# Exercise objective
Present each line of the entries below that holds the word "Current".
********************
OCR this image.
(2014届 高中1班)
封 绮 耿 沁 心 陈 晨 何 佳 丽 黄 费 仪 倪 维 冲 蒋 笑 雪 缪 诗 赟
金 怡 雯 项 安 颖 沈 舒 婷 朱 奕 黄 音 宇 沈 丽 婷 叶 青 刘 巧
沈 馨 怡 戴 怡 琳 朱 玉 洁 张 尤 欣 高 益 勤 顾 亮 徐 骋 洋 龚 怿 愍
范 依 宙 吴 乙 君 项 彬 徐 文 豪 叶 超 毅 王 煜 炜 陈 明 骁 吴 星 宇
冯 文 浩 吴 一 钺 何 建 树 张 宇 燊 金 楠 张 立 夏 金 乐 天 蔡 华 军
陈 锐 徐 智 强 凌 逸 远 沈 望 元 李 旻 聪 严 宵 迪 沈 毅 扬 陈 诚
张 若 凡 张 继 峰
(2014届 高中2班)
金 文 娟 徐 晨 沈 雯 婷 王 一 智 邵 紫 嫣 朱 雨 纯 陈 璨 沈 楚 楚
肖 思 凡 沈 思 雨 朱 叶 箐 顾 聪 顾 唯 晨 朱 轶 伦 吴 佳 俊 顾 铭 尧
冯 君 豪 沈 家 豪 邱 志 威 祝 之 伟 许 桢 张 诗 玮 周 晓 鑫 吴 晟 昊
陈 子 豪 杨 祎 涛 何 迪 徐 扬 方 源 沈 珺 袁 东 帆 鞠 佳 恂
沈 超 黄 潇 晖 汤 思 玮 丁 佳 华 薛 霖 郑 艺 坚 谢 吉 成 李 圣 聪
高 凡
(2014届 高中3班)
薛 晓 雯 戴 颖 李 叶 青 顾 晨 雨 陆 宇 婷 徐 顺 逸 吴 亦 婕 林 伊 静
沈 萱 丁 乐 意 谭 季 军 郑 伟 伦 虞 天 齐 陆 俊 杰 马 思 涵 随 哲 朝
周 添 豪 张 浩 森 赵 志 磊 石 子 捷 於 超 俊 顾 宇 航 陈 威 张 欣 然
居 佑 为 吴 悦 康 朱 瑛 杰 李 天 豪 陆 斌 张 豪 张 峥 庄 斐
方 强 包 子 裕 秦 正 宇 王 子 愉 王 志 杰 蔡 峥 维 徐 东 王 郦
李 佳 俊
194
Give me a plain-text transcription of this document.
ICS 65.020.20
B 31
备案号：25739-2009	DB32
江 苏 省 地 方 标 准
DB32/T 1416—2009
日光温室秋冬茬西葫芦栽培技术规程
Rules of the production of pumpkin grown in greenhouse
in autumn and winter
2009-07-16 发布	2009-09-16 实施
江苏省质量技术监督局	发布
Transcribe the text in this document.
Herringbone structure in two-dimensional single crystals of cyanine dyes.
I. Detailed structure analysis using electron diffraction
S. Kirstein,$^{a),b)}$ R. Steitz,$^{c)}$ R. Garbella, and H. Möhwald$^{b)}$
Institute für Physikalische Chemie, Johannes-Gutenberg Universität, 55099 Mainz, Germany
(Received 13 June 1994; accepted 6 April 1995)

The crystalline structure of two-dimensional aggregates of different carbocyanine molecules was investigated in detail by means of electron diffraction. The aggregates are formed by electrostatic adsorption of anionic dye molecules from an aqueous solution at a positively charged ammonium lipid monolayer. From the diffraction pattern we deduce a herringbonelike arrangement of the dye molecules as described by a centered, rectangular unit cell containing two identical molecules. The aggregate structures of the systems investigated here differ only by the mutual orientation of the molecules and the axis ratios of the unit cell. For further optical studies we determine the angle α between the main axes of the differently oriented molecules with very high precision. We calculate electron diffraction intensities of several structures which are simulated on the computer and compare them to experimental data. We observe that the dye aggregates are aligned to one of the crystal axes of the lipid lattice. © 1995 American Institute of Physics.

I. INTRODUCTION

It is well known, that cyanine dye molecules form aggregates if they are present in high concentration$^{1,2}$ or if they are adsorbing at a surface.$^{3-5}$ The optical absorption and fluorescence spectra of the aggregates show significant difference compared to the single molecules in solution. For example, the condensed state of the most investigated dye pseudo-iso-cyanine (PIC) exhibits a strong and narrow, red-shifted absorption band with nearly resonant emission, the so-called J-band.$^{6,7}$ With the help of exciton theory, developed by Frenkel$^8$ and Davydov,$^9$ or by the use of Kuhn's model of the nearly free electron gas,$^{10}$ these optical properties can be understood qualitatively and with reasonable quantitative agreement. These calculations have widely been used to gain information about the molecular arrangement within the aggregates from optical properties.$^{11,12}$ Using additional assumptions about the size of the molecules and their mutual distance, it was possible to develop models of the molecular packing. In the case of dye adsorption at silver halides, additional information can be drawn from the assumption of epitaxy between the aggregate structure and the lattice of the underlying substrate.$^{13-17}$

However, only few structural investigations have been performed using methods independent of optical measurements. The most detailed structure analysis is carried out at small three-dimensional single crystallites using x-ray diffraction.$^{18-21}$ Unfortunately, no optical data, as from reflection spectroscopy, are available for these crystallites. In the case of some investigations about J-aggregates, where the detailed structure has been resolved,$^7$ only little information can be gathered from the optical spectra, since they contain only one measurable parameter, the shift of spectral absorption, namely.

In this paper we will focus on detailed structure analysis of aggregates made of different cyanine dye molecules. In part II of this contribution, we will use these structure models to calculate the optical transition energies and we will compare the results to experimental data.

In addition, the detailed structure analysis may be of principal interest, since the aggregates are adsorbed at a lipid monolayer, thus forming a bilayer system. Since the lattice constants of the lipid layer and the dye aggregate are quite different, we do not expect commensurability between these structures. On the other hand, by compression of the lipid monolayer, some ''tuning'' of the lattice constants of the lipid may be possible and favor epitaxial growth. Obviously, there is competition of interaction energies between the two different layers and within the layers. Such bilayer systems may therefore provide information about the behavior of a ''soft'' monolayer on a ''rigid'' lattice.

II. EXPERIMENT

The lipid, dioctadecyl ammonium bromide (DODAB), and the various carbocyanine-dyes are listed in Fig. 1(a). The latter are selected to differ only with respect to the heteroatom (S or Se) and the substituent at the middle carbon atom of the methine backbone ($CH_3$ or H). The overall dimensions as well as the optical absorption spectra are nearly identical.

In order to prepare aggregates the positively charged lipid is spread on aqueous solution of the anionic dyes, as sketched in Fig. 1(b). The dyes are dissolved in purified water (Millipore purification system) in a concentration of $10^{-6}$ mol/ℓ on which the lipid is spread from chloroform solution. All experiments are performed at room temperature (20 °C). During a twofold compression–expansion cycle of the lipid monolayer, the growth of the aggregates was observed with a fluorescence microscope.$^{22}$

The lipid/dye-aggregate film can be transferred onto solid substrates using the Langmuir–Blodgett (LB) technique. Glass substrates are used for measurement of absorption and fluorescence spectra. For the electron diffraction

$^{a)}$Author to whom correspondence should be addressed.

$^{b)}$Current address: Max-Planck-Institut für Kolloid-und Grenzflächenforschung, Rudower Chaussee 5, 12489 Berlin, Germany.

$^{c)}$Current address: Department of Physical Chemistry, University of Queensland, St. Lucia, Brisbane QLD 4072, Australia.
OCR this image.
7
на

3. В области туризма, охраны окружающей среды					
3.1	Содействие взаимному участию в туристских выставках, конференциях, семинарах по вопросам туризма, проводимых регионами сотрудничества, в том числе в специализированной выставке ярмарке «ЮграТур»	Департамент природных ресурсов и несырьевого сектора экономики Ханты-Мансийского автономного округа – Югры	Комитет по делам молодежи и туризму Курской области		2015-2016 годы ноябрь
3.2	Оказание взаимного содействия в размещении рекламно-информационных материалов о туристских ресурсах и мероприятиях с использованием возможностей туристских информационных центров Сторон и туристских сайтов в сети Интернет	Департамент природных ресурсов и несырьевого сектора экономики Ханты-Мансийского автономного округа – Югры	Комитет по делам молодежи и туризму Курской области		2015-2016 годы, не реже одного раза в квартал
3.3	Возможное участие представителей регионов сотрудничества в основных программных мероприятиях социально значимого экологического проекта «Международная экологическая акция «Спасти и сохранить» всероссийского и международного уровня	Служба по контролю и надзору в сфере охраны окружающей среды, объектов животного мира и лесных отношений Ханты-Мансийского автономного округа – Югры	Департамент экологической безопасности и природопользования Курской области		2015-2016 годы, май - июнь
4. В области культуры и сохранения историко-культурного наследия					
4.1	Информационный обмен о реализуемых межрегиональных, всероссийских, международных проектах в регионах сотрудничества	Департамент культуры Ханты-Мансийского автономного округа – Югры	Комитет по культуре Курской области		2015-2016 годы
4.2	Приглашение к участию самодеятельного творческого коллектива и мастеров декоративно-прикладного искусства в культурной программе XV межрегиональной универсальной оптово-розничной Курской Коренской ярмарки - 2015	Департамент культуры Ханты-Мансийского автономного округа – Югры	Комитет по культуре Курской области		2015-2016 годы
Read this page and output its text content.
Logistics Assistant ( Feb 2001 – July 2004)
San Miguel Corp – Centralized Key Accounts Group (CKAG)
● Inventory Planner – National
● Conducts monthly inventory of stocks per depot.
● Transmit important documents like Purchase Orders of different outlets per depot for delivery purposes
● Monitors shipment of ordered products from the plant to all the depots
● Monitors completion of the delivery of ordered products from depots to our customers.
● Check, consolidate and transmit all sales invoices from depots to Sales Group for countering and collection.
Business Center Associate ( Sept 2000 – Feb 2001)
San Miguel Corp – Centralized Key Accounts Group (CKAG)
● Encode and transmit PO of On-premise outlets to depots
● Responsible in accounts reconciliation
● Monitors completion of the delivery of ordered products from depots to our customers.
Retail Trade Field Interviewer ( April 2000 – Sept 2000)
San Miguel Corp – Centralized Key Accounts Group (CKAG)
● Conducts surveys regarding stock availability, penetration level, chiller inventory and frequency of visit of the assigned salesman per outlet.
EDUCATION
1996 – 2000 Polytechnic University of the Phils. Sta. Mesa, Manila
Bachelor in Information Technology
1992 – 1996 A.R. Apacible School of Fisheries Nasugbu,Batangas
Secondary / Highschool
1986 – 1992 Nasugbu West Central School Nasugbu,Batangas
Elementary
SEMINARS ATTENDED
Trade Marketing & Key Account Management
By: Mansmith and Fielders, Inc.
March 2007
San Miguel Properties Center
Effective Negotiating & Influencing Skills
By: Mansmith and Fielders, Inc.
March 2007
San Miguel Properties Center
********************
# Written response
$^{b)}$Current address: Max-Planck-Institut für Kolloid-und Grenzflächenforschung, Rudower Chaussee 5, 12489 Berlin, Germany.
$^{c)}$Current address: Department of Physical Chemistry, University of Queensland, St. Lucia, Brisbane QLD 4072, Australia.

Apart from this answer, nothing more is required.